RAW DATA ->
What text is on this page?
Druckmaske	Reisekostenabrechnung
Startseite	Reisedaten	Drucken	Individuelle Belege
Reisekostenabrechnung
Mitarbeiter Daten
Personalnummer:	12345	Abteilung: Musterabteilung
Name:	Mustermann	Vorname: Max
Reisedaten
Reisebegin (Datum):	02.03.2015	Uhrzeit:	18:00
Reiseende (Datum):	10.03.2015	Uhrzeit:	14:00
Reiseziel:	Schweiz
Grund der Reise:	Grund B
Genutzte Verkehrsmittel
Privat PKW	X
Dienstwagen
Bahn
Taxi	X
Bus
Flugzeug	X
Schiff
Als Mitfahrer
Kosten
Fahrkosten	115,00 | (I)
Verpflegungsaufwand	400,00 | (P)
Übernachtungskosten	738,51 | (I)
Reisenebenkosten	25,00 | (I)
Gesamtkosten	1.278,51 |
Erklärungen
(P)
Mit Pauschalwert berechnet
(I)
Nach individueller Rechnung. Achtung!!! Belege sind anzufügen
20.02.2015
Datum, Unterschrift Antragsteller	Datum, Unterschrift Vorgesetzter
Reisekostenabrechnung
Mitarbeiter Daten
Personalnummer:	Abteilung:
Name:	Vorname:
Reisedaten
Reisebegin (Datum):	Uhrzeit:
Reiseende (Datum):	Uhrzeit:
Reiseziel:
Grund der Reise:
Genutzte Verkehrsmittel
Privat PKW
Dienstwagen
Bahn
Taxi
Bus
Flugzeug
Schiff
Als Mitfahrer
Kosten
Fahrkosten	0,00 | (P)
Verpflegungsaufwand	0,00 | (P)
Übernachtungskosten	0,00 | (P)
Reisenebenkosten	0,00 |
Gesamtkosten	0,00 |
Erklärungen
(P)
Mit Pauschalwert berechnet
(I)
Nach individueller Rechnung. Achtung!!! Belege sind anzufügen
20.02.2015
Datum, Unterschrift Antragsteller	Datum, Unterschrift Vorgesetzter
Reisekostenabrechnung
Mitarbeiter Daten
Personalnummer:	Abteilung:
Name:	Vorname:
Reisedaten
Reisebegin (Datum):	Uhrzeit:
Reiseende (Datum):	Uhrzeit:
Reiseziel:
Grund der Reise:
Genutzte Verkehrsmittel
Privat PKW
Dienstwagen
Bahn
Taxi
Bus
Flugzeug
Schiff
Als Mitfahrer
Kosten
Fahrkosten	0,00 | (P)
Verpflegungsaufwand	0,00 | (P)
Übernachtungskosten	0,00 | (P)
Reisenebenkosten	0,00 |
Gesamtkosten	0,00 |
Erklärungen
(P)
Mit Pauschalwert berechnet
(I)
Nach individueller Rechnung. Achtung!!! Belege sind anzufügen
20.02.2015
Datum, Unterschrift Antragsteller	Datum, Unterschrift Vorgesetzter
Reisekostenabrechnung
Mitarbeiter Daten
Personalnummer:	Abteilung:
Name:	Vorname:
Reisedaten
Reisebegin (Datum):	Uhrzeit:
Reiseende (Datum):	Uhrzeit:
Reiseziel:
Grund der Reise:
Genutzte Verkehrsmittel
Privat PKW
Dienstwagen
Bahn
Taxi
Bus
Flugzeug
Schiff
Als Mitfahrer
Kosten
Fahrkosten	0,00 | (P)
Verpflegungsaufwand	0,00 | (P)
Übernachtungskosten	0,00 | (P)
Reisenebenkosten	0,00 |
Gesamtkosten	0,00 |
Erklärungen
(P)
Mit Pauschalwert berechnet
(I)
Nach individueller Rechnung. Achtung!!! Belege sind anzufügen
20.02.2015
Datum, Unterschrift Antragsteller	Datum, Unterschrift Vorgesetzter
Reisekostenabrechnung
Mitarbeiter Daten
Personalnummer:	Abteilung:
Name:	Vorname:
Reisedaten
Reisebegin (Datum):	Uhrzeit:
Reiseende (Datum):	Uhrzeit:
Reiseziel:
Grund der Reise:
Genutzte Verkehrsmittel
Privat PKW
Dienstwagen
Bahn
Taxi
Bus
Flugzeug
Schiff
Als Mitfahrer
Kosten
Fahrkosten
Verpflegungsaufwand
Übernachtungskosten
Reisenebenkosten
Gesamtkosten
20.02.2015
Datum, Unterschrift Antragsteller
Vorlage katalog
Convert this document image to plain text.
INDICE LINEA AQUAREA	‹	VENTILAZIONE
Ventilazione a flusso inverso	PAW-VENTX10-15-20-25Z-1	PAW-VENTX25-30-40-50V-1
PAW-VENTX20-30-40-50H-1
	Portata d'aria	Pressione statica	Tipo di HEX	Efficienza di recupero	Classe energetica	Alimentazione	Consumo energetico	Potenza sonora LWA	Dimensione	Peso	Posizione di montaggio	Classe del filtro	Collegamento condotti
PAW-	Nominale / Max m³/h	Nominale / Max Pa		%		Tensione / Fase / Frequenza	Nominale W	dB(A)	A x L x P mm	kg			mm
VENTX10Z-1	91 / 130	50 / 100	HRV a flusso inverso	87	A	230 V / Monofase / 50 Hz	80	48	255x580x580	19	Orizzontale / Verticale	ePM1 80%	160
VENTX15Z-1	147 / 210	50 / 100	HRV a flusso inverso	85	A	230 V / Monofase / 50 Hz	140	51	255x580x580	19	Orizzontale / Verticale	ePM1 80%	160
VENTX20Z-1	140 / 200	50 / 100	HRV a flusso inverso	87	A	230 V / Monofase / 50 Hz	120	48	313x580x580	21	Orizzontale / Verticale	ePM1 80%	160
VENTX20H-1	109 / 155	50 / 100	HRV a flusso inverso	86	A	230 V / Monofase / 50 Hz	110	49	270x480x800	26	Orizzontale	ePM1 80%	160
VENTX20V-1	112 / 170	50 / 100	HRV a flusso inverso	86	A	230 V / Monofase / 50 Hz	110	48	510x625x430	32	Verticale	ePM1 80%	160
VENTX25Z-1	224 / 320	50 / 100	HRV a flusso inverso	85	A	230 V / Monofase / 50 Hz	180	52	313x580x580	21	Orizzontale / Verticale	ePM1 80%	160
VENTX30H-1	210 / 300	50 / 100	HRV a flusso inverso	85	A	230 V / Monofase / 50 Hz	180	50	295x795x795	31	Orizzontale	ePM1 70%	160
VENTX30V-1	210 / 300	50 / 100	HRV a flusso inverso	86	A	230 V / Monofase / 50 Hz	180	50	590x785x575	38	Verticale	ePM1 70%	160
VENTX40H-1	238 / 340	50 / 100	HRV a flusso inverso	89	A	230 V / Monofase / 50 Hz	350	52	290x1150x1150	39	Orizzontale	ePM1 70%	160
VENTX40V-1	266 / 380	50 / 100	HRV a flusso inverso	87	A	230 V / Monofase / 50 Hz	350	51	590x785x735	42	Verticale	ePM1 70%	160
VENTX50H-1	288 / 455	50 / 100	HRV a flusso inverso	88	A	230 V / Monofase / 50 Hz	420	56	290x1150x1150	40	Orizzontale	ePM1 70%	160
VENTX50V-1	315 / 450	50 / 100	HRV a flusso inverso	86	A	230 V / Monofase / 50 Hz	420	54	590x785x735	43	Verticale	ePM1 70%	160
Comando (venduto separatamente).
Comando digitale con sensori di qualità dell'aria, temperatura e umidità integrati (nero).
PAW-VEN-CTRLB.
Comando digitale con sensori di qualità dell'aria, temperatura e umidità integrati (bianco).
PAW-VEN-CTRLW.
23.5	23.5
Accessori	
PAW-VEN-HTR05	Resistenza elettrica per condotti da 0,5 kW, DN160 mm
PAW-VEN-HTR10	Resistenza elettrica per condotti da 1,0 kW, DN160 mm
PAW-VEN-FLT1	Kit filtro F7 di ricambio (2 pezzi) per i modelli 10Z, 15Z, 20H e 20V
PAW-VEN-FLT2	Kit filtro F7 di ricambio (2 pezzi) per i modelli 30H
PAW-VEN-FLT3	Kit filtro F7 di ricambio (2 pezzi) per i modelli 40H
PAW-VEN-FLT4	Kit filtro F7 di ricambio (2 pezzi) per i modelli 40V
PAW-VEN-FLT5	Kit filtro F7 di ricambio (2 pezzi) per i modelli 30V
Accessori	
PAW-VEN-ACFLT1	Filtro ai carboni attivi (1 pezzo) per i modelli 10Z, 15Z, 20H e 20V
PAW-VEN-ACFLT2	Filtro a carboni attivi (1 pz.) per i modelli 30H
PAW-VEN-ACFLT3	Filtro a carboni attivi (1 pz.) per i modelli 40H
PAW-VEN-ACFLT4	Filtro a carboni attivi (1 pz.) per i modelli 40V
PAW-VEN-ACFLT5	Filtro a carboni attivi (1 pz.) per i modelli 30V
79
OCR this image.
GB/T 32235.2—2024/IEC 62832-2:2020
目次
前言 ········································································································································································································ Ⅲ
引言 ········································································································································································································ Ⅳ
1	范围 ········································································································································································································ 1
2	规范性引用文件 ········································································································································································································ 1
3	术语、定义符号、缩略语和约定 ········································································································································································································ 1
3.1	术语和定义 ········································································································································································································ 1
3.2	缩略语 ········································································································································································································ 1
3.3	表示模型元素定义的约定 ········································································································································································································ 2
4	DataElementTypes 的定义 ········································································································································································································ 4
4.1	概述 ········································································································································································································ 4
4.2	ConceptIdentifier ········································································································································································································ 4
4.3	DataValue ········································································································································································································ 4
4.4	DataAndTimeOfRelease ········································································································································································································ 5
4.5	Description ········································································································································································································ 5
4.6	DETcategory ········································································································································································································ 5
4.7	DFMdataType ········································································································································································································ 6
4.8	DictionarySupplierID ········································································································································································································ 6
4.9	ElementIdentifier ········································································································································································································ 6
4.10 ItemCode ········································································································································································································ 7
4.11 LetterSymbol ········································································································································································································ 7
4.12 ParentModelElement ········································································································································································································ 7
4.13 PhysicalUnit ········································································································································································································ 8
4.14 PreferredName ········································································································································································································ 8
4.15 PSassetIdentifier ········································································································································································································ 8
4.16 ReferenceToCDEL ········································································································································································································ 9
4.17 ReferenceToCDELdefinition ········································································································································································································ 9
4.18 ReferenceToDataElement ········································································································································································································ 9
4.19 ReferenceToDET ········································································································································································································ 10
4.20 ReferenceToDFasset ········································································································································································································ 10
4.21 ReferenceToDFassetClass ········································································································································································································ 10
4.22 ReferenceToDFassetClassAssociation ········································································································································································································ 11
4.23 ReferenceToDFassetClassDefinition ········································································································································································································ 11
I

THE EXERCISE ->
Look through the material and copy each line that has "temperatura".

REPLY TO THE TASK ->
Comando digitale con sensori di qualità dell'aria, temperatura e umidità integrati (nero).
Comando digitale con sensori di qualità dell'aria, temperatura e umidità integrati (bianco).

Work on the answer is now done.